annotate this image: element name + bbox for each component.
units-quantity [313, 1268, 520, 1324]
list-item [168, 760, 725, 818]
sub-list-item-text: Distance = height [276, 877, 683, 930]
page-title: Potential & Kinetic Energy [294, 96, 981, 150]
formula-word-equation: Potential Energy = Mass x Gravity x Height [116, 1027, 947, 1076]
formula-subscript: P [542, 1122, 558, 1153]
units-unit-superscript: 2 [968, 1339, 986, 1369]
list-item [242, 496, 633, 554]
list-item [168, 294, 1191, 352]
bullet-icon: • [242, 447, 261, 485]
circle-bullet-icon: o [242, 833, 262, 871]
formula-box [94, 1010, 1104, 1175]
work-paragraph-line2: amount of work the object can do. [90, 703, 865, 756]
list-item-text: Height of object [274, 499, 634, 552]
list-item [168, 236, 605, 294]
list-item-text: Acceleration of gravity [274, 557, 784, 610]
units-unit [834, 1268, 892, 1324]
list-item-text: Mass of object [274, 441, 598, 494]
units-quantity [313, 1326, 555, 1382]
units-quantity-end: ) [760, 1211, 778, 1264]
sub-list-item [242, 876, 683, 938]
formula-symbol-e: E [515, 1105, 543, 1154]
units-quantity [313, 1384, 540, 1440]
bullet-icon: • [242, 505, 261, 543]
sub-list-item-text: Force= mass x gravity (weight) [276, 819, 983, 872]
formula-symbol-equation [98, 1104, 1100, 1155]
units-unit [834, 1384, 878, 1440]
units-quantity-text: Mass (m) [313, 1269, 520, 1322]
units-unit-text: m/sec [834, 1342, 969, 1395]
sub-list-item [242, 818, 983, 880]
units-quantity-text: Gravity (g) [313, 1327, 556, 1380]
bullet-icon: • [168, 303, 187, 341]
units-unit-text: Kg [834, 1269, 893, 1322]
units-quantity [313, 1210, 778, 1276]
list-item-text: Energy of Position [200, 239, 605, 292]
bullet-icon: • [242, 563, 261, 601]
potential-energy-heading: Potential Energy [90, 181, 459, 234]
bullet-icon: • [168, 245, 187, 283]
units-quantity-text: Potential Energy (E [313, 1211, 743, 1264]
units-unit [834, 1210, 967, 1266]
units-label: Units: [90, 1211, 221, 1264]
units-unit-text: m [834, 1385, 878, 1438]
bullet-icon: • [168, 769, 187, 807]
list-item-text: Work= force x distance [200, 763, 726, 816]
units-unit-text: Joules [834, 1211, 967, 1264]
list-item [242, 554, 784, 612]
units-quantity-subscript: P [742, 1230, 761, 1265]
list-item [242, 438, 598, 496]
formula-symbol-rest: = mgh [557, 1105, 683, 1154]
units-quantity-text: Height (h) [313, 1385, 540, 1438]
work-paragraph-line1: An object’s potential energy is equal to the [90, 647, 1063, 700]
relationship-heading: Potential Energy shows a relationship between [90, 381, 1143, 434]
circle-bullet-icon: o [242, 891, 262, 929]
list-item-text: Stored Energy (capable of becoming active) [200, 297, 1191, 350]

» EXERCISE DIRECTIONS
Output the lines from the first one up to and including the line with "formula-box [94, 1010, 1104, 1175]" as a JSON list of strings, one string per line, leaving out blank lines.

» FULL SOLUTION
[
  "annotate this image: element name + bbox for each component.",
  "units-quantity [313, 1268, 520, 1324]",
  "list-item [168, 760, 725, 818]",
  "sub-list-item-text: Distance = height [276, 877, 683, 930]",
  "page-title: Potential & Kinetic Energy [294, 96, 981, 150]",
  "formula-word-equation: Potential Energy = Mass x Gravity x Height [116, 1027, 947, 1076]",
  "formula-subscript: P [542, 1122, 558, 1153]",
  "units-unit-superscript: 2 [968, 1339, 986, 1369]",
  "list-item [242, 496, 633, 554]",
  "list-item [168, 294, 1191, 352]",
  "bullet-icon: • [242, 447, 261, 485]",
  "circle-bullet-icon: o [242, 833, 262, 871]",
  "formula-box [94, 1010, 1104, 1175]"
]